TASK STATEMENT →
Render the material again word for word, skipping the pictures in it.

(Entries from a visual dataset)

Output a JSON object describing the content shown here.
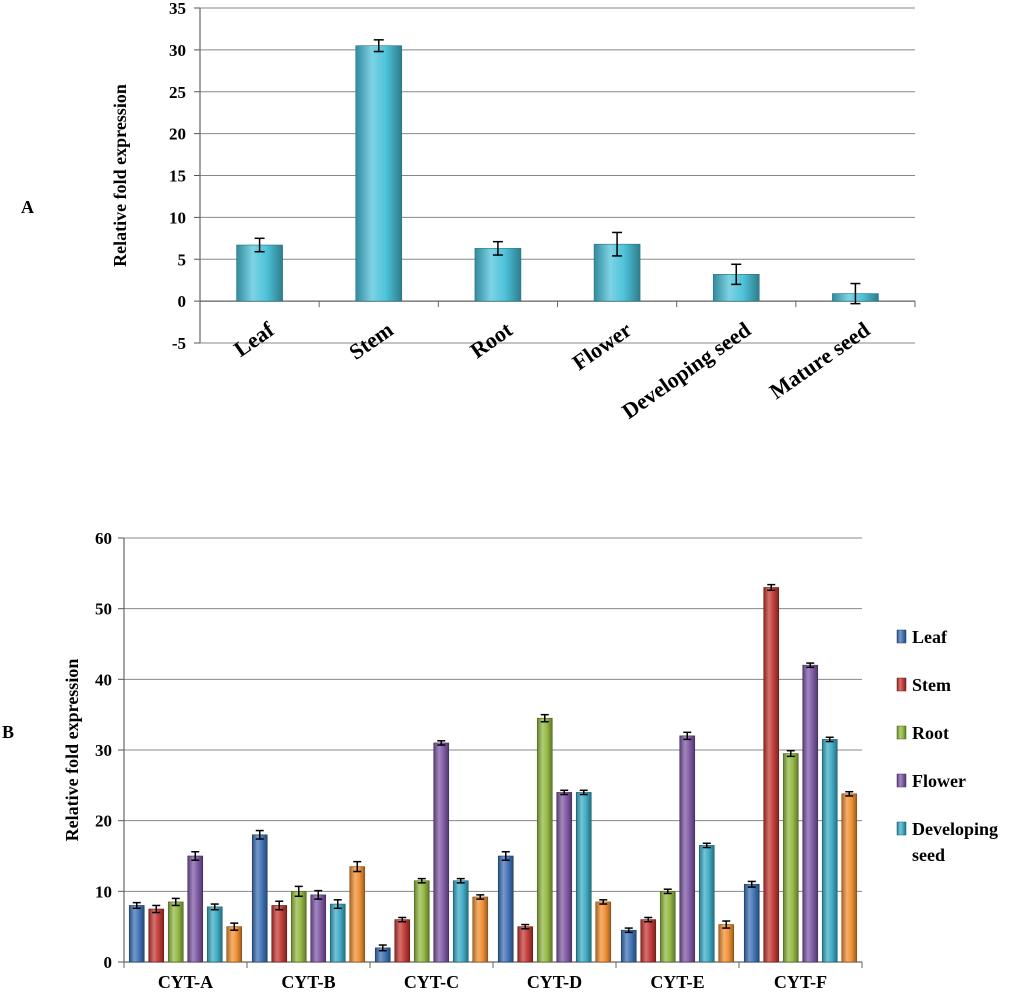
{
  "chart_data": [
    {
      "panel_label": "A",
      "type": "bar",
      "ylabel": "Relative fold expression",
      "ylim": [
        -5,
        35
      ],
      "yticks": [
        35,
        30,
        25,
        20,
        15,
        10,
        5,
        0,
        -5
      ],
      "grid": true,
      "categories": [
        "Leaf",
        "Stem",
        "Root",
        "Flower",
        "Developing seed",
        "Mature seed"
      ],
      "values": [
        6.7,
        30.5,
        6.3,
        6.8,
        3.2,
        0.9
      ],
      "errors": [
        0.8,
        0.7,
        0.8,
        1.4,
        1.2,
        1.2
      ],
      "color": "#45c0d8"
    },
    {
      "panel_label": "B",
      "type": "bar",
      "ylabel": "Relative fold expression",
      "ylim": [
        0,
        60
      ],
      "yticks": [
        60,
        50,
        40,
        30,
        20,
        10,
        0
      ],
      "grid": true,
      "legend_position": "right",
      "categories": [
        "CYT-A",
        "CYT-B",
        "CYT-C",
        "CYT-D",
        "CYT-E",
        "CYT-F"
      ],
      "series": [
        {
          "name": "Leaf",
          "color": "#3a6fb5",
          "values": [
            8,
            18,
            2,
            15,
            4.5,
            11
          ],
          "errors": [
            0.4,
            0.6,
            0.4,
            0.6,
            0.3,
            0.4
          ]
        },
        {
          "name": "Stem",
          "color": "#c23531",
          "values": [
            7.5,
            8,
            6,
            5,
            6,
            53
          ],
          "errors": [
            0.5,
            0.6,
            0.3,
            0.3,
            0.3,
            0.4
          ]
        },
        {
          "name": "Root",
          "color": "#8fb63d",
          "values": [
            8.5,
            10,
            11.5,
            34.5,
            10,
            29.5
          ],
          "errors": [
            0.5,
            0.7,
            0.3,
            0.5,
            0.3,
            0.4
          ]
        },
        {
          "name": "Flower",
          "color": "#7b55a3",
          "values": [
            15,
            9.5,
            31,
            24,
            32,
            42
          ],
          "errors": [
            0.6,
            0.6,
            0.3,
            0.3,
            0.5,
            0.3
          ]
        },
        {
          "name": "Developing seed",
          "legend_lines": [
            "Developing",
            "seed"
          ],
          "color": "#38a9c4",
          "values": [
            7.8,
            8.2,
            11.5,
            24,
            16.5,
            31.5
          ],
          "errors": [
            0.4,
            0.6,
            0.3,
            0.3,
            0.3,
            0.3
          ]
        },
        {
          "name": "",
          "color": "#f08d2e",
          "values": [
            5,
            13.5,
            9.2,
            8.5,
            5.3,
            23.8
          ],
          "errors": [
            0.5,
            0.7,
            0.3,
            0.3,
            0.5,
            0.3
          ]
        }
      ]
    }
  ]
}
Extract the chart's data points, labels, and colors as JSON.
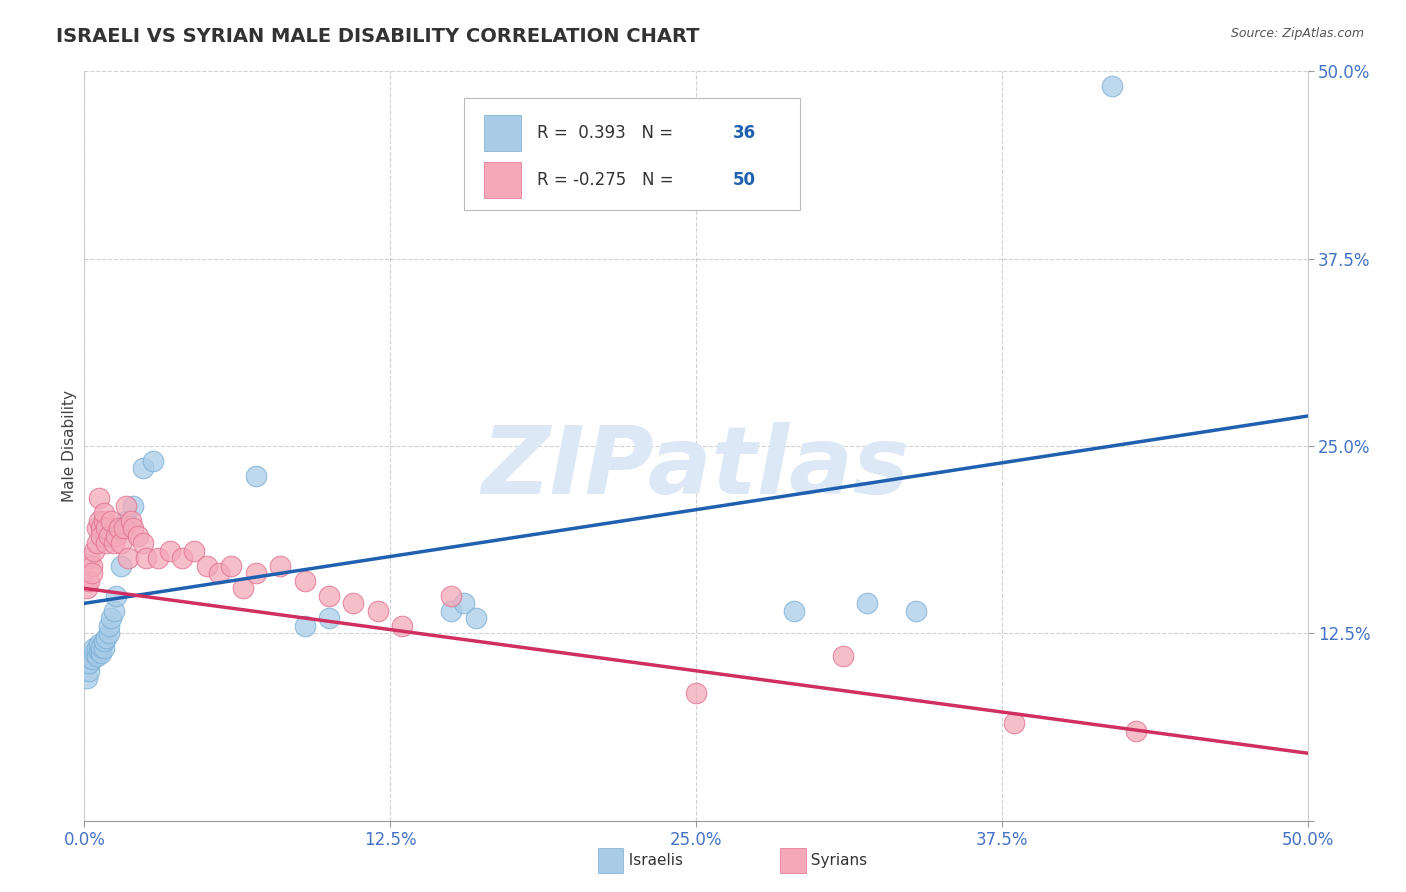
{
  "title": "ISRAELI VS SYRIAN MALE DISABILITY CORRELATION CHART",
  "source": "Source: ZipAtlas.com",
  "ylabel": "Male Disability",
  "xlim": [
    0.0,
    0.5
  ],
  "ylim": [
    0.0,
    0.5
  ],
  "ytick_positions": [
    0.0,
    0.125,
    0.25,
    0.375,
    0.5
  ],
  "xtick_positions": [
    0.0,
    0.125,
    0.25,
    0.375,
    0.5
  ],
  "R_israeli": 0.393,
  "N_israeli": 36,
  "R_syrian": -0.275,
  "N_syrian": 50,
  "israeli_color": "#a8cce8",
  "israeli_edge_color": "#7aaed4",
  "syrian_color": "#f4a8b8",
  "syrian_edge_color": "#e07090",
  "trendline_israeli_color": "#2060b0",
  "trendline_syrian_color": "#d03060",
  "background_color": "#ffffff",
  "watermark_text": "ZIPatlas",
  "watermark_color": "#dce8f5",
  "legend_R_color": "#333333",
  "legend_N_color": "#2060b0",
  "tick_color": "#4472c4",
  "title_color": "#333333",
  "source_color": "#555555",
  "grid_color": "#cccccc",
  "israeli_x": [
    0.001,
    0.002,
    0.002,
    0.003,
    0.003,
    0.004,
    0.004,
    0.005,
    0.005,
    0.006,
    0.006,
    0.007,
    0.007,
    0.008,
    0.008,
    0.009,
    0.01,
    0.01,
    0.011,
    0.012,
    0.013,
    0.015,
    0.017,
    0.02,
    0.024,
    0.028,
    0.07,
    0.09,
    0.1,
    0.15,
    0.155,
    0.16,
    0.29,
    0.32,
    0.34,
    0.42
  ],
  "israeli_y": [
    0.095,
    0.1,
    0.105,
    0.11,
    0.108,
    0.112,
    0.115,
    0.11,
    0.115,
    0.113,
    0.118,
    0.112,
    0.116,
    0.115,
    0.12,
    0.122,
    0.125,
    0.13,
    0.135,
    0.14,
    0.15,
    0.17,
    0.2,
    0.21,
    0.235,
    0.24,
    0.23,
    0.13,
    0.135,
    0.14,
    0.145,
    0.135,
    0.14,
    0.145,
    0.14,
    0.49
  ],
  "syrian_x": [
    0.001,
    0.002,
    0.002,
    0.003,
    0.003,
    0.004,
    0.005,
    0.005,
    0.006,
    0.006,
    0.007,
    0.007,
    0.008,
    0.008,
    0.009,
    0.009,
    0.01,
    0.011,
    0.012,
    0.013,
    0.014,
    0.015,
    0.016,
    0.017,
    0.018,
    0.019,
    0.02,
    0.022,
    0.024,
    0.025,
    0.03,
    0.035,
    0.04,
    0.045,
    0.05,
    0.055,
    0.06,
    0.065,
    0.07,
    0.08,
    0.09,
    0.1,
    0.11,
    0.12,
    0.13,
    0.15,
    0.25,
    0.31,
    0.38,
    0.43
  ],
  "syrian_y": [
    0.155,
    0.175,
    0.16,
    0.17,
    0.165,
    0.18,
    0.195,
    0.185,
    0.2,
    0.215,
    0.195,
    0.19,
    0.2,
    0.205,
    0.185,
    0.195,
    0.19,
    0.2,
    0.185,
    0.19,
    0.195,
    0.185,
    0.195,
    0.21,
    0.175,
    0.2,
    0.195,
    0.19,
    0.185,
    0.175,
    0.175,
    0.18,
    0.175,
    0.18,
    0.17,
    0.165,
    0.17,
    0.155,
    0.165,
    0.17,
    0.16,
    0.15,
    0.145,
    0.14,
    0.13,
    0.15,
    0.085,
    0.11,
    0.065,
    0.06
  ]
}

OUTPUT OF THE EXERCISE →
Output a JSON object describing the content shown here.
{
  "chart_data": [
    {
      "panel_label": "A",
      "type": "bar",
      "ylabel": "Relative fold expression",
      "ylim": [
        -5,
        35
      ],
      "yticks": [
        35,
        30,
        25,
        20,
        15,
        10,
        5,
        0,
        -5
      ],
      "grid": true,
      "categories": [
        "Leaf",
        "Stem",
        "Root",
        "Flower",
        "Developing seed",
        "Mature seed"
      ],
      "values": [
        6.7,
        30.5,
        6.3,
        6.8,
        3.2,
        0.9
      ],
      "errors": [
        0.8,
        0.7,
        0.8,
        1.4,
        1.2,
        1.2
      ],
      "color": "#45c0d8"
    },
    {
      "panel_label": "B",
      "type": "bar",
      "ylabel": "Relative fold expression",
      "ylim": [
        0,
        60
      ],
      "yticks": [
        60,
        50,
        40,
        30,
        20,
        10,
        0
      ],
      "grid": true,
      "legend_position": "right",
      "categories": [
        "CYT-A",
        "CYT-B",
        "CYT-C",
        "CYT-D",
        "CYT-E",
        "CYT-F"
      ],
      "series": [
        {
          "name": "Leaf",
          "color": "#3a6fb5",
          "values": [
            8,
            18,
            2,
            15,
            4.5,
            11
          ],
          "errors": [
            0.4,
            0.6,
            0.4,
            0.6,
            0.3,
            0.4
          ]
        },
        {
          "name": "Stem",
          "color": "#c23531",
          "values": [
            7.5,
            8,
            6,
            5,
            6,
            53
          ],
          "errors": [
            0.5,
            0.6,
            0.3,
            0.3,
            0.3,
            0.4
          ]
        },
        {
          "name": "Root",
          "color": "#8fb63d",
          "values": [
            8.5,
            10,
            11.5,
            34.5,
            10,
            29.5
          ],
          "errors": [
            0.5,
            0.7,
            0.3,
            0.5,
            0.3,
            0.4
          ]
        },
        {
          "name": "Flower",
          "color": "#7b55a3",
          "values": [
            15,
            9.5,
            31,
            24,
            32,
            42
          ],
          "errors": [
            0.6,
            0.6,
            0.3,
            0.3,
            0.5,
            0.3
          ]
        },
        {
          "name": "Developing seed",
          "legend_lines": [
            "Developing",
            "seed"
          ],
          "color": "#38a9c4",
          "values": [
            7.8,
            8.2,
            11.5,
            24,
            16.5,
            31.5
          ],
          "errors": [
            0.4,
            0.6,
            0.3,
            0.3,
            0.3,
            0.3
          ]
        },
        {
          "name": "",
          "color": "#f08d2e",
          "values": [
            5,
            13.5,
            9.2,
            8.5,
            5.3,
            23.8
          ],
          "errors": [
            0.5,
            0.7,
            0.3,
            0.3,
            0.5,
            0.3
          ]
        }
      ]
    }
  ]
}
Extract the chart's data points, labels, and colors as JSON.
{
  "title": "ISRAELI VS SYRIAN MALE DISABILITY CORRELATION CHART",
  "source": "Source: ZipAtlas.com",
  "ylabel": "Male Disability",
  "xlim": [
    0.0,
    0.5
  ],
  "ylim": [
    0.0,
    0.5
  ],
  "ytick_positions": [
    0.0,
    0.125,
    0.25,
    0.375,
    0.5
  ],
  "xtick_positions": [
    0.0,
    0.125,
    0.25,
    0.375,
    0.5
  ],
  "R_israeli": 0.393,
  "N_israeli": 36,
  "R_syrian": -0.275,
  "N_syrian": 50,
  "israeli_color": "#a8cce8",
  "israeli_edge_color": "#7aaed4",
  "syrian_color": "#f4a8b8",
  "syrian_edge_color": "#e07090",
  "trendline_israeli_color": "#2060b0",
  "trendline_syrian_color": "#d03060",
  "background_color": "#ffffff",
  "watermark_text": "ZIPatlas",
  "watermark_color": "#dce8f5",
  "legend_R_color": "#333333",
  "legend_N_color": "#2060b0",
  "tick_color": "#4472c4",
  "title_color": "#333333",
  "source_color": "#555555",
  "grid_color": "#cccccc",
  "israeli_x": [
    0.001,
    0.002,
    0.002,
    0.003,
    0.003,
    0.004,
    0.004,
    0.005,
    0.005,
    0.006,
    0.006,
    0.007,
    0.007,
    0.008,
    0.008,
    0.009,
    0.01,
    0.01,
    0.011,
    0.012,
    0.013,
    0.015,
    0.017,
    0.02,
    0.024,
    0.028,
    0.07,
    0.09,
    0.1,
    0.15,
    0.155,
    0.16,
    0.29,
    0.32,
    0.34,
    0.42
  ],
  "israeli_y": [
    0.095,
    0.1,
    0.105,
    0.11,
    0.108,
    0.112,
    0.115,
    0.11,
    0.115,
    0.113,
    0.118,
    0.112,
    0.116,
    0.115,
    0.12,
    0.122,
    0.125,
    0.13,
    0.135,
    0.14,
    0.15,
    0.17,
    0.2,
    0.21,
    0.235,
    0.24,
    0.23,
    0.13,
    0.135,
    0.14,
    0.145,
    0.135,
    0.14,
    0.145,
    0.14,
    0.49
  ],
  "syrian_x": [
    0.001,
    0.002,
    0.002,
    0.003,
    0.003,
    0.004,
    0.005,
    0.005,
    0.006,
    0.006,
    0.007,
    0.007,
    0.008,
    0.008,
    0.009,
    0.009,
    0.01,
    0.011,
    0.012,
    0.013,
    0.014,
    0.015,
    0.016,
    0.017,
    0.018,
    0.019,
    0.02,
    0.022,
    0.024,
    0.025,
    0.03,
    0.035,
    0.04,
    0.045,
    0.05,
    0.055,
    0.06,
    0.065,
    0.07,
    0.08,
    0.09,
    0.1,
    0.11,
    0.12,
    0.13,
    0.15,
    0.25,
    0.31,
    0.38,
    0.43
  ],
  "syrian_y": [
    0.155,
    0.175,
    0.16,
    0.17,
    0.165,
    0.18,
    0.195,
    0.185,
    0.2,
    0.215,
    0.195,
    0.19,
    0.2,
    0.205,
    0.185,
    0.195,
    0.19,
    0.2,
    0.185,
    0.19,
    0.195,
    0.185,
    0.195,
    0.21,
    0.175,
    0.2,
    0.195,
    0.19,
    0.185,
    0.175,
    0.175,
    0.18,
    0.175,
    0.18,
    0.17,
    0.165,
    0.17,
    0.155,
    0.165,
    0.17,
    0.16,
    0.15,
    0.145,
    0.14,
    0.13,
    0.15,
    0.085,
    0.11,
    0.065,
    0.06
  ]
}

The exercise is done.